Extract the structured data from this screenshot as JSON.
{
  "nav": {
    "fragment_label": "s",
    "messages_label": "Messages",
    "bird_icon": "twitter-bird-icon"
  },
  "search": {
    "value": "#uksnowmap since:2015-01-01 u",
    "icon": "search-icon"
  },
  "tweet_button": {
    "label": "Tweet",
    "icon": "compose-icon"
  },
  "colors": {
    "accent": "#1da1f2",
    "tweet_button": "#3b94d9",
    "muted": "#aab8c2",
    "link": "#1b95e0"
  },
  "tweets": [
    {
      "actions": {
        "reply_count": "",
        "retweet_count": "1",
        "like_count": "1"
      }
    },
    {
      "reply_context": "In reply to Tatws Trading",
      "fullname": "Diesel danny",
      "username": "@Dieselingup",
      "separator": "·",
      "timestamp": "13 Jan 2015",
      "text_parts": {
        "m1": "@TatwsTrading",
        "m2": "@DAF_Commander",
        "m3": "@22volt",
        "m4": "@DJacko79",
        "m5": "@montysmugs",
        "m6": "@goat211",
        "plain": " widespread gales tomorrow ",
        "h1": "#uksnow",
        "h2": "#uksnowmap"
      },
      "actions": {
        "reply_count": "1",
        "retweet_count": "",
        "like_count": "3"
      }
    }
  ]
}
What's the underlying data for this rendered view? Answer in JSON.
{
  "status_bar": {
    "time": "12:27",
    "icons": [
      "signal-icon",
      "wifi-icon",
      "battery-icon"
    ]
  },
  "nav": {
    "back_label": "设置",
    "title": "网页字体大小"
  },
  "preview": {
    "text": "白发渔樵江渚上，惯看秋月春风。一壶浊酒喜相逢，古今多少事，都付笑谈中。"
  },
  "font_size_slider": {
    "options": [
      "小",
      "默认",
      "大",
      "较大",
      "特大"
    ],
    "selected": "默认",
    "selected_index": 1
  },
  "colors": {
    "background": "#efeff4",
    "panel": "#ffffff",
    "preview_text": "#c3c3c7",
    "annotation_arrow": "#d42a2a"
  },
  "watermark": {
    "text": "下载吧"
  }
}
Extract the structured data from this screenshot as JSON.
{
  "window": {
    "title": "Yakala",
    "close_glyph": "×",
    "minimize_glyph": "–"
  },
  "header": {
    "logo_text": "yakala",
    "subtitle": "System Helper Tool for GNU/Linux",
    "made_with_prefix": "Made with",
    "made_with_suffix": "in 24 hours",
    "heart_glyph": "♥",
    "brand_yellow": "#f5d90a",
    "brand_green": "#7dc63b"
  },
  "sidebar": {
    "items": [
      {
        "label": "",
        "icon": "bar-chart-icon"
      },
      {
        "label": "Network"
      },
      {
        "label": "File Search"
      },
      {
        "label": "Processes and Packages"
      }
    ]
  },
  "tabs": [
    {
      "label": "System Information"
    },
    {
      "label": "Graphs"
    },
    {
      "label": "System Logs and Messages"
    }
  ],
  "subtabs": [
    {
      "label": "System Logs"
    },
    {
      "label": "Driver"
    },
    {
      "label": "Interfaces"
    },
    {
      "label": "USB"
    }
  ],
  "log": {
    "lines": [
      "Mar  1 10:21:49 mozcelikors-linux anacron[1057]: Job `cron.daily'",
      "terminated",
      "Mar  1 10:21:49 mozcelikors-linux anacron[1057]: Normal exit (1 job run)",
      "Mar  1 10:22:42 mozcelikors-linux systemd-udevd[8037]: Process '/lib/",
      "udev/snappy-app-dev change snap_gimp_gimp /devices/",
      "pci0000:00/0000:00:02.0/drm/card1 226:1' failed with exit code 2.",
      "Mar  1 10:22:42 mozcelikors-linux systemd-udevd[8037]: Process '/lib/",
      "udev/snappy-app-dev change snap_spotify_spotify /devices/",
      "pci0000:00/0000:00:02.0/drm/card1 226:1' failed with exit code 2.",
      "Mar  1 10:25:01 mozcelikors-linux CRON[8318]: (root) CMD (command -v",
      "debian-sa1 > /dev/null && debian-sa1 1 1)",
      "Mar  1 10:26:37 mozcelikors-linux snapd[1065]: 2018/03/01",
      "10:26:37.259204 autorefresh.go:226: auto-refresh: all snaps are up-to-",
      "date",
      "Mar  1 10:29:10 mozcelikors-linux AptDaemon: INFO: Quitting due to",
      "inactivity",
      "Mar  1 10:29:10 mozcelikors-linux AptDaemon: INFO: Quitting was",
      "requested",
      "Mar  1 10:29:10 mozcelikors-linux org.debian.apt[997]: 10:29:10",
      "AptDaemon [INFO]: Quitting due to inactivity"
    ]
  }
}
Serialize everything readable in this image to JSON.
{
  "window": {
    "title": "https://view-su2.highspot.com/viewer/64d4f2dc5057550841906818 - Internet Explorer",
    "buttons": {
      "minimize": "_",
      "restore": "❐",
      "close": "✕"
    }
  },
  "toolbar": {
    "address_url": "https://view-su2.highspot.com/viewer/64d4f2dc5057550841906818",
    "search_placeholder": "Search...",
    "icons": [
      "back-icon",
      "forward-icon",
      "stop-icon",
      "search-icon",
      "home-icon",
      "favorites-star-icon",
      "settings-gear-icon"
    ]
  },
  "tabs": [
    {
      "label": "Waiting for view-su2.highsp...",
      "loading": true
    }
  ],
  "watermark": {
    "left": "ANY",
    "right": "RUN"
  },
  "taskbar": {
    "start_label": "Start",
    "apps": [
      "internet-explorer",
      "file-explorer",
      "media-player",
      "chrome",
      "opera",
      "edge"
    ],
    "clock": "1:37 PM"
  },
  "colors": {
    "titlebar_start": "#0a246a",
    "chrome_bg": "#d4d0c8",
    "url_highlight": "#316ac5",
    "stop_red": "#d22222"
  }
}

# [Task directions]
All records above must be set down exactly, please.

# [Completed task]
Extract the structured data from this screenshot as JSON.
{
  "nav": {
    "fragment_label": "s",
    "messages_label": "Messages",
    "bird_icon": "twitter-bird-icon"
  },
  "search": {
    "value": "#uksnowmap since:2015-01-01 u",
    "icon": "search-icon"
  },
  "tweet_button": {
    "label": "Tweet",
    "icon": "compose-icon"
  },
  "colors": {
    "accent": "#1da1f2",
    "tweet_button": "#3b94d9",
    "muted": "#aab8c2",
    "link": "#1b95e0"
  },
  "tweets": [
    {
      "actions": {
        "reply_count": "",
        "retweet_count": "1",
        "like_count": "1"
      }
    },
    {
      "reply_context": "In reply to Tatws Trading",
      "fullname": "Diesel danny",
      "username": "@Dieselingup",
      "separator": "·",
      "timestamp": "13 Jan 2015",
      "text_parts": {
        "m1": "@TatwsTrading",
        "m2": "@DAF_Commander",
        "m3": "@22volt",
        "m4": "@DJacko79",
        "m5": "@montysmugs",
        "m6": "@goat211",
        "plain": " widespread gales tomorrow ",
        "h1": "#uksnow",
        "h2": "#uksnowmap"
      },
      "actions": {
        "reply_count": "1",
        "retweet_count": "",
        "like_count": "3"
      }
    }
  ]
}
What's the underlying data for this rendered view? Answer in JSON.
{
  "status_bar": {
    "time": "12:27",
    "icons": [
      "signal-icon",
      "wifi-icon",
      "battery-icon"
    ]
  },
  "nav": {
    "back_label": "设置",
    "title": "网页字体大小"
  },
  "preview": {
    "text": "白发渔樵江渚上，惯看秋月春风。一壶浊酒喜相逢，古今多少事，都付笑谈中。"
  },
  "font_size_slider": {
    "options": [
      "小",
      "默认",
      "大",
      "较大",
      "特大"
    ],
    "selected": "默认",
    "selected_index": 1
  },
  "colors": {
    "background": "#efeff4",
    "panel": "#ffffff",
    "preview_text": "#c3c3c7",
    "annotation_arrow": "#d42a2a"
  },
  "watermark": {
    "text": "下载吧"
  }
}
Extract the structured data from this screenshot as JSON.
{
  "window": {
    "title": "Yakala",
    "close_glyph": "×",
    "minimize_glyph": "–"
  },
  "header": {
    "logo_text": "yakala",
    "subtitle": "System Helper Tool for GNU/Linux",
    "made_with_prefix": "Made with",
    "made_with_suffix": "in 24 hours",
    "heart_glyph": "♥",
    "brand_yellow": "#f5d90a",
    "brand_green": "#7dc63b"
  },
  "sidebar": {
    "items": [
      {
        "label": "",
        "icon": "bar-chart-icon"
      },
      {
        "label": "Network"
      },
      {
        "label": "File Search"
      },
      {
        "label": "Processes and Packages"
      }
    ]
  },
  "tabs": [
    {
      "label": "System Information"
    },
    {
      "label": "Graphs"
    },
    {
      "label": "System Logs and Messages"
    }
  ],
  "subtabs": [
    {
      "label": "System Logs"
    },
    {
      "label": "Driver"
    },
    {
      "label": "Interfaces"
    },
    {
      "label": "USB"
    }
  ],
  "log": {
    "lines": [
      "Mar  1 10:21:49 mozcelikors-linux anacron[1057]: Job `cron.daily'",
      "terminated",
      "Mar  1 10:21:49 mozcelikors-linux anacron[1057]: Normal exit (1 job run)",
      "Mar  1 10:22:42 mozcelikors-linux systemd-udevd[8037]: Process '/lib/",
      "udev/snappy-app-dev change snap_gimp_gimp /devices/",
      "pci0000:00/0000:00:02.0/drm/card1 226:1' failed with exit code 2.",
      "Mar  1 10:22:42 mozcelikors-linux systemd-udevd[8037]: Process '/lib/",
      "udev/snappy-app-dev change snap_spotify_spotify /devices/",
      "pci0000:00/0000:00:02.0/drm/card1 226:1' failed with exit code 2.",
      "Mar  1 10:25:01 mozcelikors-linux CRON[8318]: (root) CMD (command -v",
      "debian-sa1 > /dev/null && debian-sa1 1 1)",
      "Mar  1 10:26:37 mozcelikors-linux snapd[1065]: 2018/03/01",
      "10:26:37.259204 autorefresh.go:226: auto-refresh: all snaps are up-to-",
      "date",
      "Mar  1 10:29:10 mozcelikors-linux AptDaemon: INFO: Quitting due to",
      "inactivity",
      "Mar  1 10:29:10 mozcelikors-linux AptDaemon: INFO: Quitting was",
      "requested",
      "Mar  1 10:29:10 mozcelikors-linux org.debian.apt[997]: 10:29:10",
      "AptDaemon [INFO]: Quitting due to inactivity"
    ]
  }
}
Serialize everything readable in this image to JSON.
{
  "window": {
    "title": "https://view-su2.highspot.com/viewer/64d4f2dc5057550841906818 - Internet Explorer",
    "buttons": {
      "minimize": "_",
      "restore": "❐",
      "close": "✕"
    }
  },
  "toolbar": {
    "address_url": "https://view-su2.highspot.com/viewer/64d4f2dc5057550841906818",
    "search_placeholder": "Search...",
    "icons": [
      "back-icon",
      "forward-icon",
      "stop-icon",
      "search-icon",
      "home-icon",
      "favorites-star-icon",
      "settings-gear-icon"
    ]
  },
  "tabs": [
    {
      "label": "Waiting for view-su2.highsp...",
      "loading": true
    }
  ],
  "watermark": {
    "left": "ANY",
    "right": "RUN"
  },
  "taskbar": {
    "start_label": "Start",
    "apps": [
      "internet-explorer",
      "file-explorer",
      "media-player",
      "chrome",
      "opera",
      "edge"
    ],
    "clock": "1:37 PM"
  },
  "colors": {
    "titlebar_start": "#0a246a",
    "chrome_bg": "#d4d0c8",
    "url_highlight": "#316ac5",
    "stop_red": "#d22222"
  }
}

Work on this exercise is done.